Dataset extract:
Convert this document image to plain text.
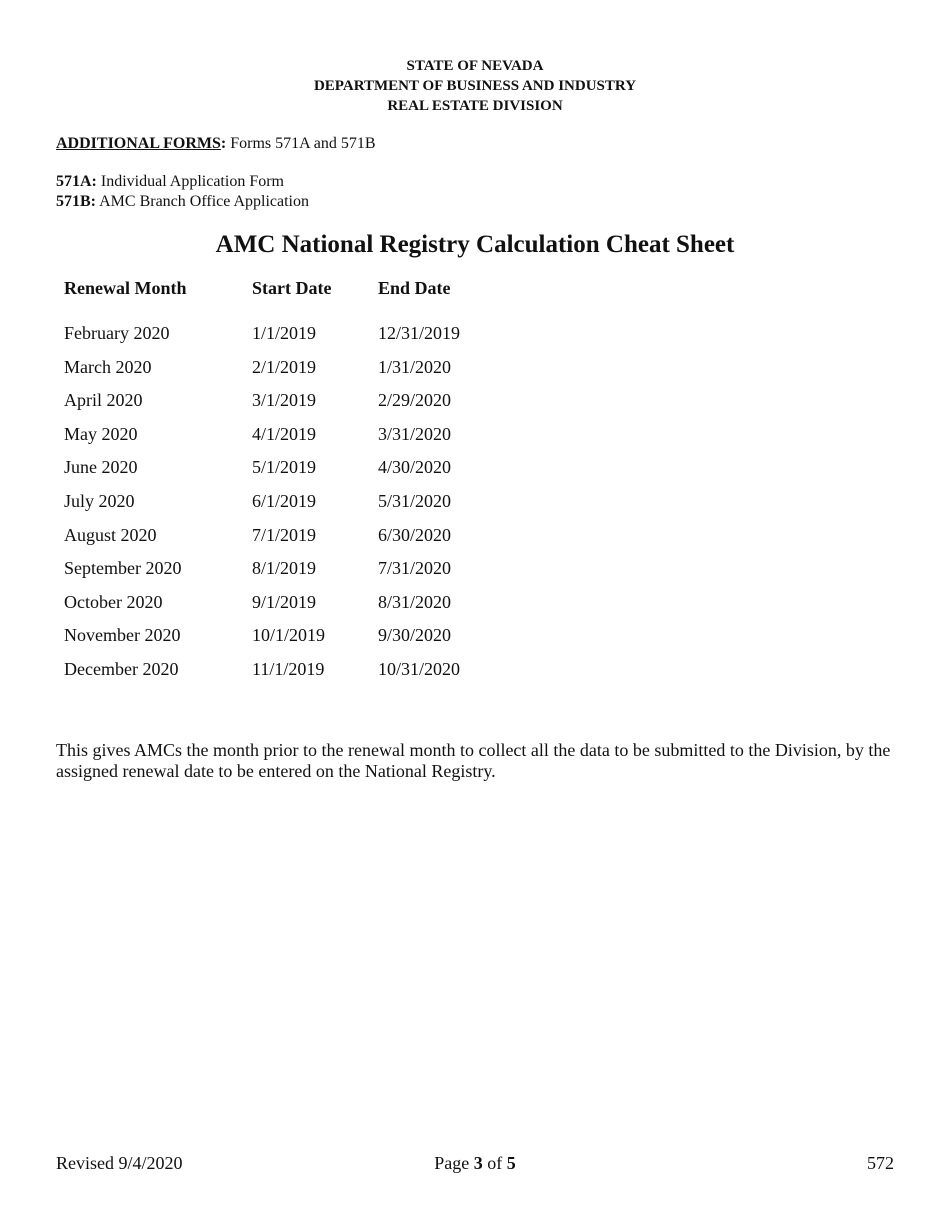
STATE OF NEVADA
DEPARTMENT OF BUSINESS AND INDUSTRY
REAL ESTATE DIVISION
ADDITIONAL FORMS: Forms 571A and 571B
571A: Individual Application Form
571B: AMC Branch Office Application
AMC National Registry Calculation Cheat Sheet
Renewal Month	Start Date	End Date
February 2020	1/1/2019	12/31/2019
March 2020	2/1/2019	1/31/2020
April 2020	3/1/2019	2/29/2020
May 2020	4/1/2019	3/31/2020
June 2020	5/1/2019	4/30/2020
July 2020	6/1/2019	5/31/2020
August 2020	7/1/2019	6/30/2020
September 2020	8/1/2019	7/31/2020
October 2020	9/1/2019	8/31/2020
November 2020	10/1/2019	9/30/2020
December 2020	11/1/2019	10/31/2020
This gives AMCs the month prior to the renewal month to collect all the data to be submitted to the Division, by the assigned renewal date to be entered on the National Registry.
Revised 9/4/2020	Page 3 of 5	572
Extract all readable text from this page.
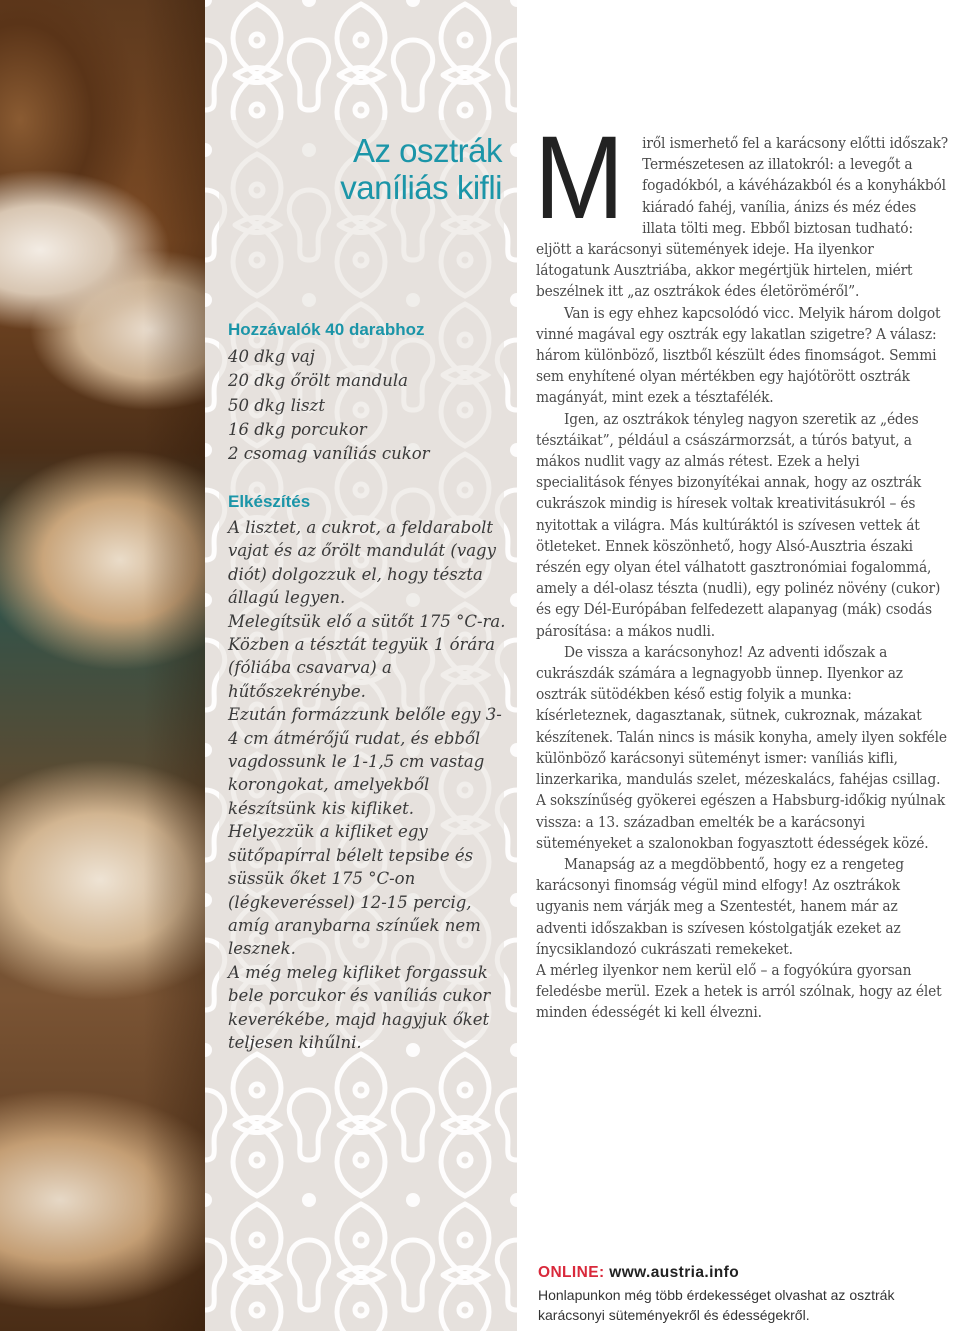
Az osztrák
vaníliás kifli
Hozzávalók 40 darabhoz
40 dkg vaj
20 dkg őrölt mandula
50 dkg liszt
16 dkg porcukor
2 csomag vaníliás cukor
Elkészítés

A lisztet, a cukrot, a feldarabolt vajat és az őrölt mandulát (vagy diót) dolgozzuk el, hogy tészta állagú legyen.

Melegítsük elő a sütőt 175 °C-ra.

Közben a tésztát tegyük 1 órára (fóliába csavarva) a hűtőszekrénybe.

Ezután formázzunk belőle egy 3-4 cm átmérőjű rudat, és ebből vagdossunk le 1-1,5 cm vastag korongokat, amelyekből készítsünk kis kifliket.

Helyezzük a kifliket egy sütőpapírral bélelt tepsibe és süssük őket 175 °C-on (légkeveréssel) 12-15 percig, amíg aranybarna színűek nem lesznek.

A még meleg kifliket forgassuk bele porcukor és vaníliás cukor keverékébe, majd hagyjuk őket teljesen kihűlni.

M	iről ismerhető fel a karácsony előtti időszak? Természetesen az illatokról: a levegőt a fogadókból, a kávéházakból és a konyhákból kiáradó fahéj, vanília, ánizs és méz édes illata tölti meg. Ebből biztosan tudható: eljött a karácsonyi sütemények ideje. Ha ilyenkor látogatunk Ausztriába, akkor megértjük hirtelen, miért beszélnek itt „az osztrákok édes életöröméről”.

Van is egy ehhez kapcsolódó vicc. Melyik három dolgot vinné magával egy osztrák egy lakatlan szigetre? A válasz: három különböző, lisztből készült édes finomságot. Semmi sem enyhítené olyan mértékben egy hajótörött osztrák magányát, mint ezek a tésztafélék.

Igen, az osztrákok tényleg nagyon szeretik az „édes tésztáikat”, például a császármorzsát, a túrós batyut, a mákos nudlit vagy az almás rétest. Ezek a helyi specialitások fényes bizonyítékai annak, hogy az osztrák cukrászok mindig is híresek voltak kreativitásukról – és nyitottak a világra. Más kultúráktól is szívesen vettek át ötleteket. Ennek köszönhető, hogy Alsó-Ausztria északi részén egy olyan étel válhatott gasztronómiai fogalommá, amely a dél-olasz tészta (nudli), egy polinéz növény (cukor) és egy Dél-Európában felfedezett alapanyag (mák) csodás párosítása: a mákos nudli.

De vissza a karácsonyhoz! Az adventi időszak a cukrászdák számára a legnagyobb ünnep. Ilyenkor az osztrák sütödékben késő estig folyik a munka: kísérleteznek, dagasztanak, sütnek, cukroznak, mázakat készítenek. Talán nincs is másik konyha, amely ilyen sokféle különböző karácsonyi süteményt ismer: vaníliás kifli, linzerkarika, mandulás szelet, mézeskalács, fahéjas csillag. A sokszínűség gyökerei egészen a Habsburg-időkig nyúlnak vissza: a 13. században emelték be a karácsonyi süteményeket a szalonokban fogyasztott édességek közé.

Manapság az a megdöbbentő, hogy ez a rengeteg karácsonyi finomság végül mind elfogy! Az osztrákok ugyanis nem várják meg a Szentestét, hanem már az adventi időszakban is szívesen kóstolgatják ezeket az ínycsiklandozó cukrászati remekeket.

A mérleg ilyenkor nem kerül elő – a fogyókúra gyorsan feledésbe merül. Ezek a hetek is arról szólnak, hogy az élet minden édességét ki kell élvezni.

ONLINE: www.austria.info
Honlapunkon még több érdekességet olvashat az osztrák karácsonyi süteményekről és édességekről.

Goal: Search the entries for the word "őket" and gather every line where it appears.

Written answer:
Helyezzük a kifliket egy sütőpapírral bélelt tepsibe és süssük őket 175 °C-on (légkeveréssel) 12-15 percig, amíg aranybarna színűek nem lesznek.
A még meleg kifliket forgassuk bele porcukor és vaníliás cukor keverékébe, majd hagyjuk őket teljesen kihűlni.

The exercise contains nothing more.